Extracted data entries

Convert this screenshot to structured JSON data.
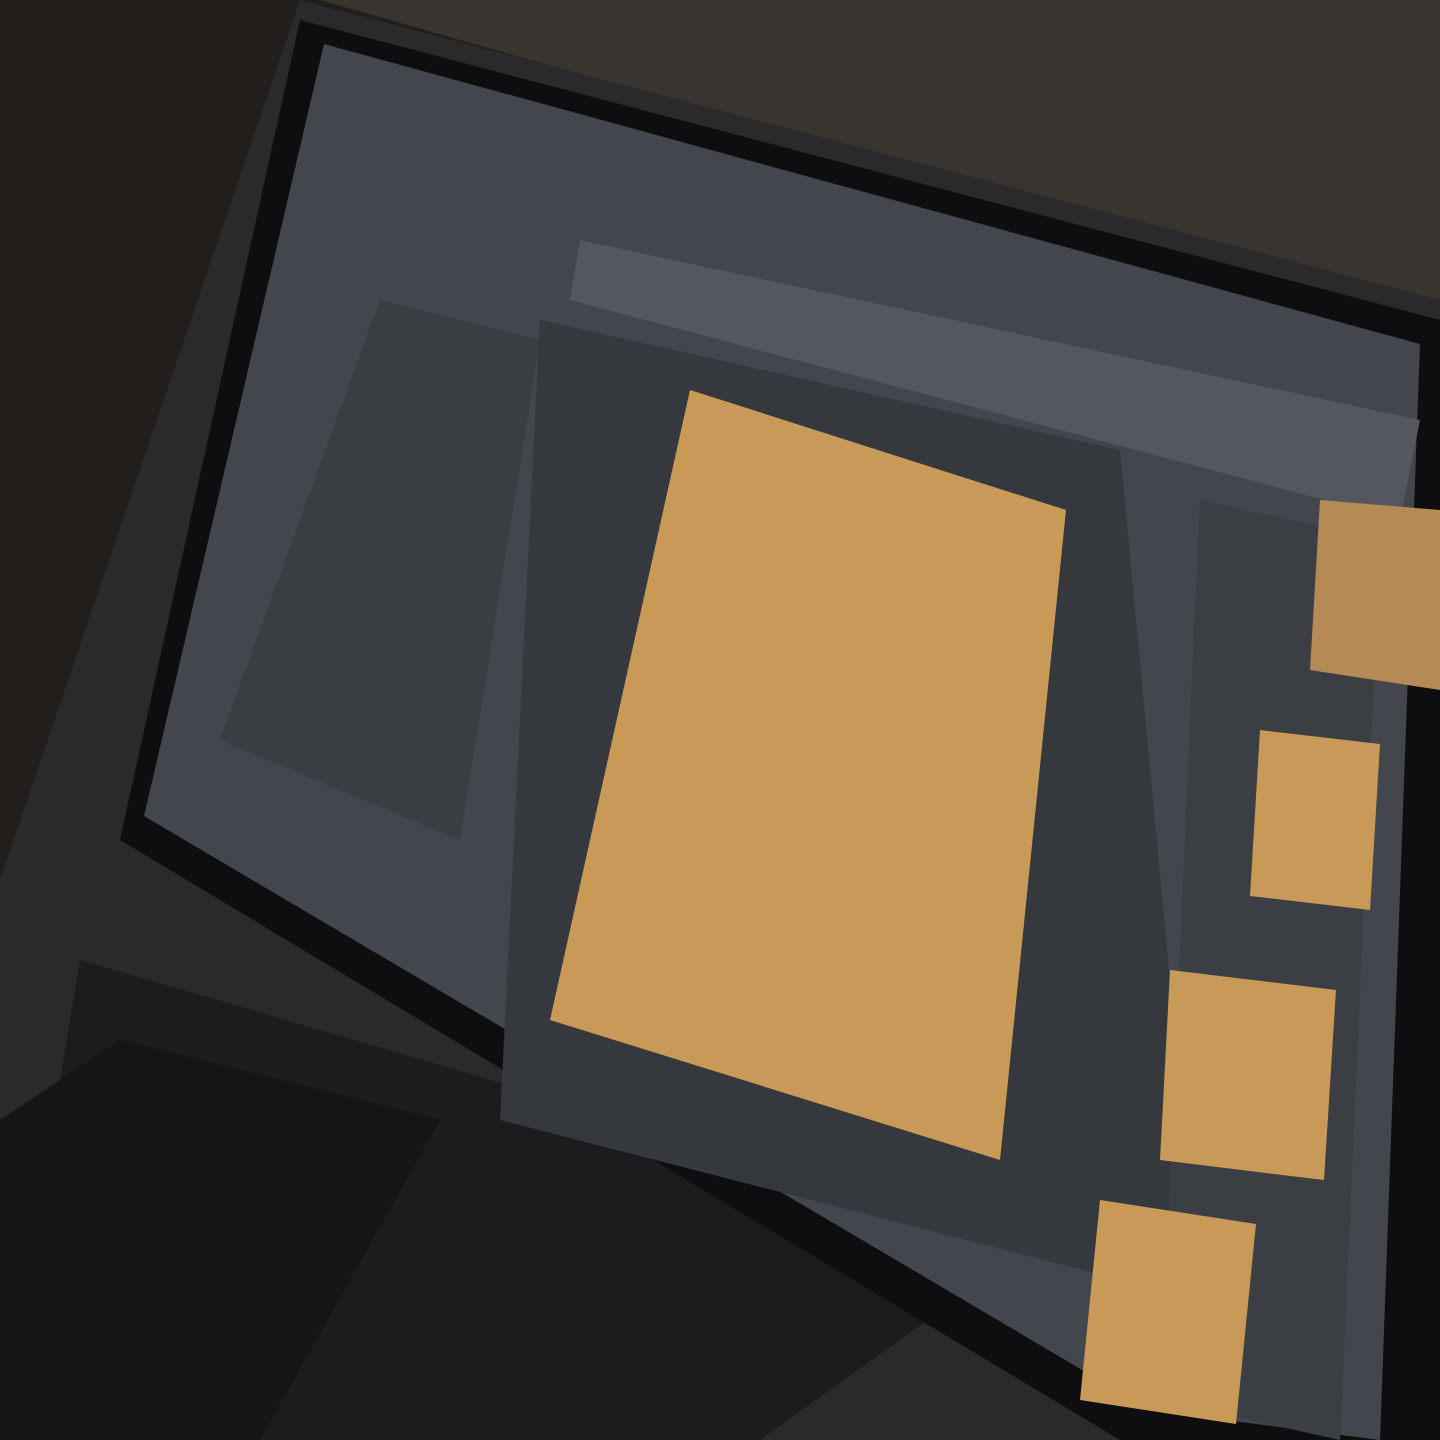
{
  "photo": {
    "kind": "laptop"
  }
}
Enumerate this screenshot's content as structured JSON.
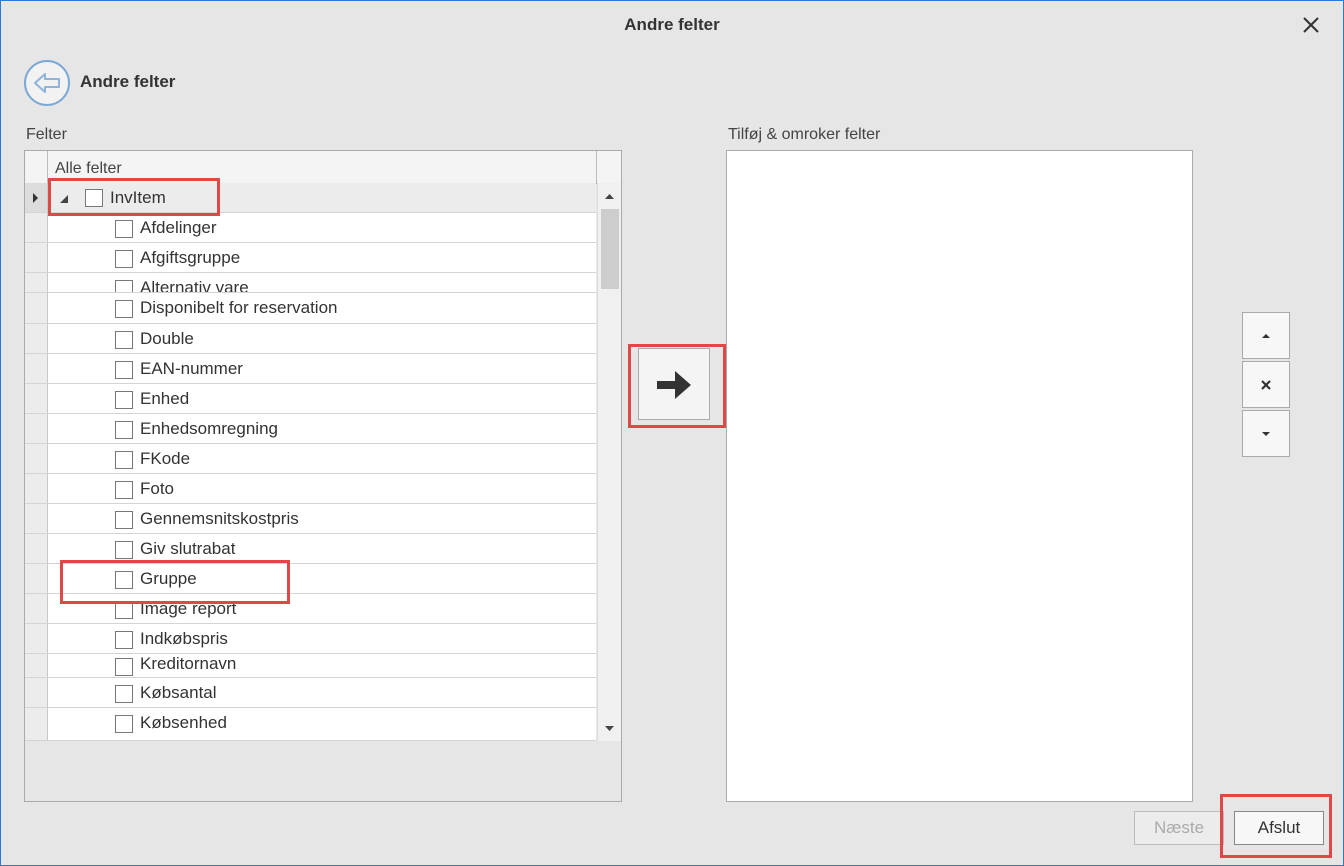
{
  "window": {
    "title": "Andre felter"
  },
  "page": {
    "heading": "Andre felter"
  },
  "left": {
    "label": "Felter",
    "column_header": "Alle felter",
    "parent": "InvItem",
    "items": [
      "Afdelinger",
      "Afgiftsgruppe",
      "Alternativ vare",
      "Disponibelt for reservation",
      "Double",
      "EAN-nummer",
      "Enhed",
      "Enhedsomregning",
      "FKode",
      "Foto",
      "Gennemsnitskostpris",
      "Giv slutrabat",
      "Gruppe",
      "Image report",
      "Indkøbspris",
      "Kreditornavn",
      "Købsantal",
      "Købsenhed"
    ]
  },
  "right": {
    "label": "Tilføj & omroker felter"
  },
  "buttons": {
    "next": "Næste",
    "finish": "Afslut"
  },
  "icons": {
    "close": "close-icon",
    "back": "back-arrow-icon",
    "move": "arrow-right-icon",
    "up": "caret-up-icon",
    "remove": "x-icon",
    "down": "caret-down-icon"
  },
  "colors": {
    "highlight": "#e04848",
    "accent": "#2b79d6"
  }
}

• Problem requirements: Copy each line of the records precisely and drop any images they hold.

• Worked answer:
Convert this screenshot to structured JSON data.
{
  "photo": {
    "kind": "laptop"
  }
}
Enumerate this screenshot's content as structured JSON.
{
  "window": {
    "title": "Andre felter"
  },
  "page": {
    "heading": "Andre felter"
  },
  "left": {
    "label": "Felter",
    "column_header": "Alle felter",
    "parent": "InvItem",
    "items": [
      "Afdelinger",
      "Afgiftsgruppe",
      "Alternativ vare",
      "Disponibelt for reservation",
      "Double",
      "EAN-nummer",
      "Enhed",
      "Enhedsomregning",
      "FKode",
      "Foto",
      "Gennemsnitskostpris",
      "Giv slutrabat",
      "Gruppe",
      "Image report",
      "Indkøbspris",
      "Kreditornavn",
      "Købsantal",
      "Købsenhed"
    ]
  },
  "right": {
    "label": "Tilføj & omroker felter"
  },
  "buttons": {
    "next": "Næste",
    "finish": "Afslut"
  },
  "icons": {
    "close": "close-icon",
    "back": "back-arrow-icon",
    "move": "arrow-right-icon",
    "up": "caret-up-icon",
    "remove": "x-icon",
    "down": "caret-down-icon"
  },
  "colors": {
    "highlight": "#e04848",
    "accent": "#2b79d6"
  }
}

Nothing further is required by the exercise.